▶ _Directions for this task_: Below is a block of data; give all of it again word for word.

▶ _Given data_:
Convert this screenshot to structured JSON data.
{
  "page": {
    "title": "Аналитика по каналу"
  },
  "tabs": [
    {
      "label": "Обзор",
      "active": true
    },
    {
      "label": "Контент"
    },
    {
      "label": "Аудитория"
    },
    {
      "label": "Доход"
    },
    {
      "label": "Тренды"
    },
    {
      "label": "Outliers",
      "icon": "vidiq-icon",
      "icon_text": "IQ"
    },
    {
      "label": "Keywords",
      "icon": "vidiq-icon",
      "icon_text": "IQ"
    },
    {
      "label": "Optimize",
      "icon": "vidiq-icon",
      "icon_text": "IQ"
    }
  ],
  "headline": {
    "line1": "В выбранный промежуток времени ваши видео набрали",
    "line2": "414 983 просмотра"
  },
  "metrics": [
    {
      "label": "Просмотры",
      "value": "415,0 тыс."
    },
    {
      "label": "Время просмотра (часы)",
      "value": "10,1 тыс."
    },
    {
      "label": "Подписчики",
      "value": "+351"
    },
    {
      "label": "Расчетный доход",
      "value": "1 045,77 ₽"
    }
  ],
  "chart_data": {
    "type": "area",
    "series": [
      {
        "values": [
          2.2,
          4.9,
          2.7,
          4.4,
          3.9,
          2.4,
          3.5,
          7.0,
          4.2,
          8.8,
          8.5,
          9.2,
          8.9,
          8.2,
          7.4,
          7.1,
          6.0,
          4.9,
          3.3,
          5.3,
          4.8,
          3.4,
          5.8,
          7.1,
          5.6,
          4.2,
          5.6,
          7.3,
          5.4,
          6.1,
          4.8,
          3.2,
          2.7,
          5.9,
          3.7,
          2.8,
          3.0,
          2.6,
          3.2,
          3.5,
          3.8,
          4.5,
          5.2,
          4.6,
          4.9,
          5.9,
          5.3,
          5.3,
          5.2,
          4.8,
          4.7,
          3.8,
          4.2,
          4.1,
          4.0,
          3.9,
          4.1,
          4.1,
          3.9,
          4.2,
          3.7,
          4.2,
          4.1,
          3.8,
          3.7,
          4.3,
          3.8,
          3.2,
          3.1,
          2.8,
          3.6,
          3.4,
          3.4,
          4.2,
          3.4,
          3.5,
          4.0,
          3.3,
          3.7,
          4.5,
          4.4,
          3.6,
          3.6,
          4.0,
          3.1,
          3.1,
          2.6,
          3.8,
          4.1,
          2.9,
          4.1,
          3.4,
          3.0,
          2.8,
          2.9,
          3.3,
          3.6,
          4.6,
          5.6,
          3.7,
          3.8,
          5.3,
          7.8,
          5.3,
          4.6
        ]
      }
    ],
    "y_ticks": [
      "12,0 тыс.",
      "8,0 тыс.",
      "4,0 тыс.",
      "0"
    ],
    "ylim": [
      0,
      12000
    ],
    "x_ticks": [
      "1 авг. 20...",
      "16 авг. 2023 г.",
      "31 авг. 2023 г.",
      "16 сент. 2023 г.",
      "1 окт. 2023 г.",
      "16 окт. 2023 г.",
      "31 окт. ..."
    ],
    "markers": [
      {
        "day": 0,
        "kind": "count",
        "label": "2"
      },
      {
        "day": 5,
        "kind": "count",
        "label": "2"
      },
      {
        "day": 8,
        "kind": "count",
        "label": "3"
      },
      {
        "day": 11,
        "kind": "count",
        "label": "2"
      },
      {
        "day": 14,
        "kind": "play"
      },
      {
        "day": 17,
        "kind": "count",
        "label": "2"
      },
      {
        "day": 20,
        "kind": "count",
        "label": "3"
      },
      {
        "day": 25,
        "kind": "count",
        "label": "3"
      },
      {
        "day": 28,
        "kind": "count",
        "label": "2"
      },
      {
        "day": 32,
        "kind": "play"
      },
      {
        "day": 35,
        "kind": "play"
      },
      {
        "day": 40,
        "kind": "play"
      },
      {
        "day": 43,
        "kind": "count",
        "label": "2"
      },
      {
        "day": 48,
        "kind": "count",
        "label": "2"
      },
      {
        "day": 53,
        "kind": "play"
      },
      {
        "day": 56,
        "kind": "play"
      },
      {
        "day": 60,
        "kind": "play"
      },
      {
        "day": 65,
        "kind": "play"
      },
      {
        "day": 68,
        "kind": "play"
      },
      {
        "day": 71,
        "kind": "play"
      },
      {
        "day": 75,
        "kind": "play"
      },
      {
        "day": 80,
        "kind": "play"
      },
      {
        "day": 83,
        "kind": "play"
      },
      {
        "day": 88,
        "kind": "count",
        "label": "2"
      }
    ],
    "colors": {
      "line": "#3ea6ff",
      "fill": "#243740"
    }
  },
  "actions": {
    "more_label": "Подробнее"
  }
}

▶ _Full answer_:
Convert this screenshot to structured JSON data.
{
  "page": {
    "title": "Аналитика по каналу"
  },
  "tabs": [
    {
      "label": "Обзор",
      "active": true
    },
    {
      "label": "Контент"
    },
    {
      "label": "Аудитория"
    },
    {
      "label": "Доход"
    },
    {
      "label": "Тренды"
    },
    {
      "label": "Outliers",
      "icon": "vidiq-icon",
      "icon_text": "IQ"
    },
    {
      "label": "Keywords",
      "icon": "vidiq-icon",
      "icon_text": "IQ"
    },
    {
      "label": "Optimize",
      "icon": "vidiq-icon",
      "icon_text": "IQ"
    }
  ],
  "headline": {
    "line1": "В выбранный промежуток времени ваши видео набрали",
    "line2": "414 983 просмотра"
  },
  "metrics": [
    {
      "label": "Просмотры",
      "value": "415,0 тыс."
    },
    {
      "label": "Время просмотра (часы)",
      "value": "10,1 тыс."
    },
    {
      "label": "Подписчики",
      "value": "+351"
    },
    {
      "label": "Расчетный доход",
      "value": "1 045,77 ₽"
    }
  ],
  "chart_data": {
    "type": "area",
    "series": [
      {
        "values": [
          2.2,
          4.9,
          2.7,
          4.4,
          3.9,
          2.4,
          3.5,
          7.0,
          4.2,
          8.8,
          8.5,
          9.2,
          8.9,
          8.2,
          7.4,
          7.1,
          6.0,
          4.9,
          3.3,
          5.3,
          4.8,
          3.4,
          5.8,
          7.1,
          5.6,
          4.2,
          5.6,
          7.3,
          5.4,
          6.1,
          4.8,
          3.2,
          2.7,
          5.9,
          3.7,
          2.8,
          3.0,
          2.6,
          3.2,
          3.5,
          3.8,
          4.5,
          5.2,
          4.6,
          4.9,
          5.9,
          5.3,
          5.3,
          5.2,
          4.8,
          4.7,
          3.8,
          4.2,
          4.1,
          4.0,
          3.9,
          4.1,
          4.1,
          3.9,
          4.2,
          3.7,
          4.2,
          4.1,
          3.8,
          3.7,
          4.3,
          3.8,
          3.2,
          3.1,
          2.8,
          3.6,
          3.4,
          3.4,
          4.2,
          3.4,
          3.5,
          4.0,
          3.3,
          3.7,
          4.5,
          4.4,
          3.6,
          3.6,
          4.0,
          3.1,
          3.1,
          2.6,
          3.8,
          4.1,
          2.9,
          4.1,
          3.4,
          3.0,
          2.8,
          2.9,
          3.3,
          3.6,
          4.6,
          5.6,
          3.7,
          3.8,
          5.3,
          7.8,
          5.3,
          4.6
        ]
      }
    ],
    "y_ticks": [
      "12,0 тыс.",
      "8,0 тыс.",
      "4,0 тыс.",
      "0"
    ],
    "ylim": [
      0,
      12000
    ],
    "x_ticks": [
      "1 авг. 20...",
      "16 авг. 2023 г.",
      "31 авг. 2023 г.",
      "16 сент. 2023 г.",
      "1 окт. 2023 г.",
      "16 окт. 2023 г.",
      "31 окт. ..."
    ],
    "markers": [
      {
        "day": 0,
        "kind": "count",
        "label": "2"
      },
      {
        "day": 5,
        "kind": "count",
        "label": "2"
      },
      {
        "day": 8,
        "kind": "count",
        "label": "3"
      },
      {
        "day": 11,
        "kind": "count",
        "label": "2"
      },
      {
        "day": 14,
        "kind": "play"
      },
      {
        "day": 17,
        "kind": "count",
        "label": "2"
      },
      {
        "day": 20,
        "kind": "count",
        "label": "3"
      },
      {
        "day": 25,
        "kind": "count",
        "label": "3"
      },
      {
        "day": 28,
        "kind": "count",
        "label": "2"
      },
      {
        "day": 32,
        "kind": "play"
      },
      {
        "day": 35,
        "kind": "play"
      },
      {
        "day": 40,
        "kind": "play"
      },
      {
        "day": 43,
        "kind": "count",
        "label": "2"
      },
      {
        "day": 48,
        "kind": "count",
        "label": "2"
      },
      {
        "day": 53,
        "kind": "play"
      },
      {
        "day": 56,
        "kind": "play"
      },
      {
        "day": 60,
        "kind": "play"
      },
      {
        "day": 65,
        "kind": "play"
      },
      {
        "day": 68,
        "kind": "play"
      },
      {
        "day": 71,
        "kind": "play"
      },
      {
        "day": 75,
        "kind": "play"
      },
      {
        "day": 80,
        "kind": "play"
      },
      {
        "day": 83,
        "kind": "play"
      },
      {
        "day": 88,
        "kind": "count",
        "label": "2"
      }
    ],
    "colors": {
      "line": "#3ea6ff",
      "fill": "#243740"
    }
  },
  "actions": {
    "more_label": "Подробнее"
  }
}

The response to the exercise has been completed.